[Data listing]
◇ ◇ ◇
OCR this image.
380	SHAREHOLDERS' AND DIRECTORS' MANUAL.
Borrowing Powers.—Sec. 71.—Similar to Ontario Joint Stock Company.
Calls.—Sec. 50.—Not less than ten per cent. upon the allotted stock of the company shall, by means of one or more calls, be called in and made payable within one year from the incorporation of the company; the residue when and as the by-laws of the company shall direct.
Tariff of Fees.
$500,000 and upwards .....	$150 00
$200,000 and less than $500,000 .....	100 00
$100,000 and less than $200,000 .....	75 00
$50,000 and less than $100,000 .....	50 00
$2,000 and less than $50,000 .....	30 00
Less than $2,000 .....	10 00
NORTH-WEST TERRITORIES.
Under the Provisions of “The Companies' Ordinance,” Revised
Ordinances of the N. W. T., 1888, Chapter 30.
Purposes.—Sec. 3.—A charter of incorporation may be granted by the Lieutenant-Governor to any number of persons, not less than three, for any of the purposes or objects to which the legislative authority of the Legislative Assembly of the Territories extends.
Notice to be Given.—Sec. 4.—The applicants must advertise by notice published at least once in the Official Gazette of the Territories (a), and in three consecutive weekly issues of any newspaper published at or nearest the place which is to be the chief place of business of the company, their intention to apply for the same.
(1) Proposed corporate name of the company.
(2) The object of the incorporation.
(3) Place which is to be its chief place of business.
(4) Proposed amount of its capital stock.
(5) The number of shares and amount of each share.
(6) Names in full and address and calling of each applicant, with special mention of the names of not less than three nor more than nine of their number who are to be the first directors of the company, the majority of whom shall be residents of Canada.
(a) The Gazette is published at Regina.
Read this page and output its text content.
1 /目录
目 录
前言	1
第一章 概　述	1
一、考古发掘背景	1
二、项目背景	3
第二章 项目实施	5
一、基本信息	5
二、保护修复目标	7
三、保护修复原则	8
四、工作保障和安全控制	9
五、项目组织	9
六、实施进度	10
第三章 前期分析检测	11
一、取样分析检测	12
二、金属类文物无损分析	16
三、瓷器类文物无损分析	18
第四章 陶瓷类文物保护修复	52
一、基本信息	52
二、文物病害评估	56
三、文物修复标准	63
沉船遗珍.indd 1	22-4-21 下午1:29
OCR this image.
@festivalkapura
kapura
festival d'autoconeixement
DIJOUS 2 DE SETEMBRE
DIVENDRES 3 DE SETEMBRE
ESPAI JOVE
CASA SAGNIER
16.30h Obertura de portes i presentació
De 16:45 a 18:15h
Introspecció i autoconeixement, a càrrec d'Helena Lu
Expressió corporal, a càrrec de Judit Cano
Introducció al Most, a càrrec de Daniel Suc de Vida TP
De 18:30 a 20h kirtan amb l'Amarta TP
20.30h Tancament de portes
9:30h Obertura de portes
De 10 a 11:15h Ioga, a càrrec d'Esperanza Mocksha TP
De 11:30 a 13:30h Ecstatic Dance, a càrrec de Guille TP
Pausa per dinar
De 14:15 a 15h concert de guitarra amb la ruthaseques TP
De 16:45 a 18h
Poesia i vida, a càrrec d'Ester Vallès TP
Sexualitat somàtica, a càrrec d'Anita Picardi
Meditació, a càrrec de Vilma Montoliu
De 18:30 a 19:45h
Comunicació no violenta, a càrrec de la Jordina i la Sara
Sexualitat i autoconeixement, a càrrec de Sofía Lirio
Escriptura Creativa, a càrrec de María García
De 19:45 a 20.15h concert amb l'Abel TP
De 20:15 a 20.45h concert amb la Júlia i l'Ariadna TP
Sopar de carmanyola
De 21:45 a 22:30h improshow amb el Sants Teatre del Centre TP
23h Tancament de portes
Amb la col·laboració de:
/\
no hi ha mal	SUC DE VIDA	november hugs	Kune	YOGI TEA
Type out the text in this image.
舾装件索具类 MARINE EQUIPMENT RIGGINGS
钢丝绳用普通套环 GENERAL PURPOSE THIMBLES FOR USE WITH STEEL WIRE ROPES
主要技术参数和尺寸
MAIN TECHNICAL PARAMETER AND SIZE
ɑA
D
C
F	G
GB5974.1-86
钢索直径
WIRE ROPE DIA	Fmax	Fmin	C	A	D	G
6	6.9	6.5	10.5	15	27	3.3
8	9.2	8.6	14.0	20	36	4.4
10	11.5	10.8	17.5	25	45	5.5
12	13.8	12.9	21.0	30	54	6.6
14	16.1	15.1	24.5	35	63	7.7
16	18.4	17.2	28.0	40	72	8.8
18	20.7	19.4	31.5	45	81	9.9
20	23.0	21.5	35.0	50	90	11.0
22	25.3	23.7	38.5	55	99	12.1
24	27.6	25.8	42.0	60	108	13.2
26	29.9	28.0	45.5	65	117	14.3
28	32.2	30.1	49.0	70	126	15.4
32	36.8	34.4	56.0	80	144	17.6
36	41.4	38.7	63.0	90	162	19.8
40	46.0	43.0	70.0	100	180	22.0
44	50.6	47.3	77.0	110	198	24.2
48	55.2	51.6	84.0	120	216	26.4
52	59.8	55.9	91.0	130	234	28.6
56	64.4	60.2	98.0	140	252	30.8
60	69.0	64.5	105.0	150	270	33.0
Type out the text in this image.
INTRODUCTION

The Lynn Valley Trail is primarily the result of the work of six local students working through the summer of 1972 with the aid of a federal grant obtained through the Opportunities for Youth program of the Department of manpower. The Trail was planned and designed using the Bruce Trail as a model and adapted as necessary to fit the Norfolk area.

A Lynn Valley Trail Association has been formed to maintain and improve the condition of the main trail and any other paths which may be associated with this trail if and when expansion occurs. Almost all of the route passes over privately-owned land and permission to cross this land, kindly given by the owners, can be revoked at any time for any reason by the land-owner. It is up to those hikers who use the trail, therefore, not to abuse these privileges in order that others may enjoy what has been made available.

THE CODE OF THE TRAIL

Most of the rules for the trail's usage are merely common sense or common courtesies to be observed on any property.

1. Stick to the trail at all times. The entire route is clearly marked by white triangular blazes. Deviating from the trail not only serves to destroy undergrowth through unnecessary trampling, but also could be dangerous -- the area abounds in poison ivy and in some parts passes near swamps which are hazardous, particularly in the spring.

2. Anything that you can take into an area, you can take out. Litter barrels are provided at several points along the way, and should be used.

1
◇ ◇ ◇
### WHAT YOU NEED TO DO
Pull out all lines from the listing that contain the string "number".

### TASK SOLUTION
Purposes.—Sec. 3.—A charter of incorporation may be granted by the Lieutenant-Governor to any number of persons, not less than three, for any of the purposes or objects to which the legislative authority of the Legislative Assembly of the Territories extends.
(5) The number of shares and amount of each share.
(6) Names in full and address and calling of each applicant, with special mention of the names of not less than three nor more than nine of their number who are to be the first directors of the company, the majority of whom shall be residents of Canada.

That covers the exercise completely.